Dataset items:
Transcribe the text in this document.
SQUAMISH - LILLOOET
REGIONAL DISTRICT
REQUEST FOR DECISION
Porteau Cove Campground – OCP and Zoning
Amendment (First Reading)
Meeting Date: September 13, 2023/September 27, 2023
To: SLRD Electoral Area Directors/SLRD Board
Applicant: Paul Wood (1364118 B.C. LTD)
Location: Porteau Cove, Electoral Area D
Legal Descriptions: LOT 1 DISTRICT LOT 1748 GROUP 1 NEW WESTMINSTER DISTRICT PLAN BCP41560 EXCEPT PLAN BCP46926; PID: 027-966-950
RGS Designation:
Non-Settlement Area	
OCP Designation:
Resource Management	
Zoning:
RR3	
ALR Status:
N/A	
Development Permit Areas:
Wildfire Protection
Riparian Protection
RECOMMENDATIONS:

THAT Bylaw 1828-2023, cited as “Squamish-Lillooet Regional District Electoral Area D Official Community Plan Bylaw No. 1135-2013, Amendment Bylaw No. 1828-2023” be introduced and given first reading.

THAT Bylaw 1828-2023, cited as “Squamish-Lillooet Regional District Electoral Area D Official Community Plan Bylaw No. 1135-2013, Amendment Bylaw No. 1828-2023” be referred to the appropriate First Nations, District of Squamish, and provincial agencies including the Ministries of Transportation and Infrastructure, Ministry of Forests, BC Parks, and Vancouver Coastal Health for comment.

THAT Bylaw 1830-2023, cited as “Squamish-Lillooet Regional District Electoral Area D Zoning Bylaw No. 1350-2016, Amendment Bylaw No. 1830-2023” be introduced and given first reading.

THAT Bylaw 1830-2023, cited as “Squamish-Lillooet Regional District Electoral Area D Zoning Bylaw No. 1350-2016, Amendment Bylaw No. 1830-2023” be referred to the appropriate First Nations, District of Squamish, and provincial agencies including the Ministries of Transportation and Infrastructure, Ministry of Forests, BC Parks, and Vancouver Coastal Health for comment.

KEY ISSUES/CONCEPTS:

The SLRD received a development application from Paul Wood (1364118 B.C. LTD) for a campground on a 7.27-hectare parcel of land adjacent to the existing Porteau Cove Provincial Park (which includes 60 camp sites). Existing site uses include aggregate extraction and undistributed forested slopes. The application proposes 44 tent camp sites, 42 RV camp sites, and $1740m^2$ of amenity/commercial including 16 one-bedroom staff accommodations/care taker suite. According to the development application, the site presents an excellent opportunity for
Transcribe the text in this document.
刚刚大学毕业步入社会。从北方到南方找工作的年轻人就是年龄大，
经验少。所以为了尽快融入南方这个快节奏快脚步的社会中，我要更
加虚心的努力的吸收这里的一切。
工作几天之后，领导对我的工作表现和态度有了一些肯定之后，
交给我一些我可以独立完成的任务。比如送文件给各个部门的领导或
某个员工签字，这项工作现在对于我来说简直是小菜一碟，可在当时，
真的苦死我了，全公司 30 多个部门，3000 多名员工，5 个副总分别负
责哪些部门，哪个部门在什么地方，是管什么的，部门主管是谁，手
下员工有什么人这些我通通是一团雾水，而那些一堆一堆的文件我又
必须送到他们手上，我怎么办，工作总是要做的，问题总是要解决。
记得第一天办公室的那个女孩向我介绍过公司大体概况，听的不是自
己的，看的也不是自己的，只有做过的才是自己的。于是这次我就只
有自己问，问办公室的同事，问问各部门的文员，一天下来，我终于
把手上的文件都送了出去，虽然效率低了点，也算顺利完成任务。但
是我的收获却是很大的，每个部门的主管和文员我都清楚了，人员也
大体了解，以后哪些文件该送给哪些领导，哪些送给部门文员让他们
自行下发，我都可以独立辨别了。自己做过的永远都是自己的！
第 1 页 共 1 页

Goal: Pull out every line in the material above where "Infrastructure" occurs.

Finished answer:
THAT Bylaw 1828-2023, cited as “Squamish-Lillooet Regional District Electoral Area D Official Community Plan Bylaw No. 1135-2013, Amendment Bylaw No. 1828-2023” be referred to the appropriate First Nations, District of Squamish, and provincial agencies including the Ministries of Transportation and Infrastructure, Ministry of Forests, BC Parks, and Vancouver Coastal Health for comment.
THAT Bylaw 1830-2023, cited as “Squamish-Lillooet Regional District Electoral Area D Zoning Bylaw No. 1350-2016, Amendment Bylaw No. 1830-2023” be referred to the appropriate First Nations, District of Squamish, and provincial agencies including the Ministries of Transportation and Infrastructure, Ministry of Forests, BC Parks, and Vancouver Coastal Health for comment.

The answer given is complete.